PROBLEM STATEMENT - The entries below are to be repeated exactly as they stand.

Saved entries
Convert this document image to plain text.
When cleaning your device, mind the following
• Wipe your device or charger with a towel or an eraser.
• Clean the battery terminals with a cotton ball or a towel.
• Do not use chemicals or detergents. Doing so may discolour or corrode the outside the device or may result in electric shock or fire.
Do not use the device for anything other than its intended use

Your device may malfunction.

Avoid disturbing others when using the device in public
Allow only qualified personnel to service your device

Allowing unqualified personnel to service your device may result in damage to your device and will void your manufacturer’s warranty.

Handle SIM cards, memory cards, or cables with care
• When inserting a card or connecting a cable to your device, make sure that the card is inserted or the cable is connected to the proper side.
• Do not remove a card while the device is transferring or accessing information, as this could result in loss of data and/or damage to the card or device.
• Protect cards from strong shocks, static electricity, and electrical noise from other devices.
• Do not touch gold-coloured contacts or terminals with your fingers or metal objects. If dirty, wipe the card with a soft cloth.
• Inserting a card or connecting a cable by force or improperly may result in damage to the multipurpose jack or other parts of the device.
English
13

SOLUTION FOR THIS PROBLEM -
Convert this document image to plain text.
When cleaning your device, mind the following
• Wipe your device or charger with a towel or an eraser.
• Clean the battery terminals with a cotton ball or a towel.
• Do not use chemicals or detergents. Doing so may discolour or corrode the outside the device or may result in electric shock or fire.
Do not use the device for anything other than its intended use

Your device may malfunction.

Avoid disturbing others when using the device in public
Allow only qualified personnel to service your device

Allowing unqualified personnel to service your device may result in damage to your device and will void your manufacturer’s warranty.

Handle SIM cards, memory cards, or cables with care
• When inserting a card or connecting a cable to your device, make sure that the card is inserted or the cable is connected to the proper side.
• Do not remove a card while the device is transferring or accessing information, as this could result in loss of data and/or damage to the card or device.
• Protect cards from strong shocks, static electricity, and electrical noise from other devices.
• Do not touch gold-coloured contacts or terminals with your fingers or metal objects. If dirty, wipe the card with a soft cloth.
• Inserting a card or connecting a cable by force or improperly may result in damage to the multipurpose jack or other parts of the device.
English
13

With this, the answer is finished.